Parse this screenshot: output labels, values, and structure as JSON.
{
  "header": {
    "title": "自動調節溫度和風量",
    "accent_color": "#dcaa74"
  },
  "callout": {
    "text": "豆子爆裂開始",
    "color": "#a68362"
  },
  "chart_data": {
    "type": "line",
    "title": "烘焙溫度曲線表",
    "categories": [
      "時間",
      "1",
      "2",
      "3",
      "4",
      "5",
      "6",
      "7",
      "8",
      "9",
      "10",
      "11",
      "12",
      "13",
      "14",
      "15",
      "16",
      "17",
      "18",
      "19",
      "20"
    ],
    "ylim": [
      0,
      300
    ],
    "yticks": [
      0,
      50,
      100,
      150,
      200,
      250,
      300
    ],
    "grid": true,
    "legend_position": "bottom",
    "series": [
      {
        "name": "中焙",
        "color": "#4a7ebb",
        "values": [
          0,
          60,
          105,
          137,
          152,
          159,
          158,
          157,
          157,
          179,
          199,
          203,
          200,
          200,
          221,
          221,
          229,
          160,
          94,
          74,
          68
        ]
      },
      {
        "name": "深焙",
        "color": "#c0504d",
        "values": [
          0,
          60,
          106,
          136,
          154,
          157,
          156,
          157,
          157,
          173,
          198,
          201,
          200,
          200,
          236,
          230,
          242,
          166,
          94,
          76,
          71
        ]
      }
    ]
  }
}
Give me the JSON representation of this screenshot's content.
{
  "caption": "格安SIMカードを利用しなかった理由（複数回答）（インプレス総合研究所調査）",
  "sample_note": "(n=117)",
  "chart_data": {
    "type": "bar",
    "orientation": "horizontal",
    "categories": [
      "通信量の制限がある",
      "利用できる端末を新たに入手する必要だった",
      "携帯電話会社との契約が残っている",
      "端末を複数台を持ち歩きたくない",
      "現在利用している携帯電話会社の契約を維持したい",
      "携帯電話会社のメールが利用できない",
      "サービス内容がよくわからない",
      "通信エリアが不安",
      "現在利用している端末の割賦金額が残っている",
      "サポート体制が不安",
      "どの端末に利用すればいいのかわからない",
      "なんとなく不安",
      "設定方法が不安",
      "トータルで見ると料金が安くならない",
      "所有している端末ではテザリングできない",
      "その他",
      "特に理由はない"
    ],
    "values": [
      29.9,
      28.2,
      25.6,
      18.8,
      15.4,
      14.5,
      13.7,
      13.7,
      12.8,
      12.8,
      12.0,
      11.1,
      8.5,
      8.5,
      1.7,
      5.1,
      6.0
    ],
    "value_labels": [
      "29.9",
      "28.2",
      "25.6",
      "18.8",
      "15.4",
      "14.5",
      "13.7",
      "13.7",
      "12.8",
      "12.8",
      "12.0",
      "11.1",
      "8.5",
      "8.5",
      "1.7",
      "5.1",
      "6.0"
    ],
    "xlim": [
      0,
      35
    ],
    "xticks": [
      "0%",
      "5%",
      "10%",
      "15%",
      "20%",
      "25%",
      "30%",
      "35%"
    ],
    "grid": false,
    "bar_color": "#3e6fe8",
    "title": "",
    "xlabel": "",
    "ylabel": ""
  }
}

——————————

[What needs to be done]:
Select all lines with the word "this" from the entries above.

[Problem solution]:
Parse this screenshot: output labels, values, and structure as JSON.
Give me the JSON representation of this screenshot's content.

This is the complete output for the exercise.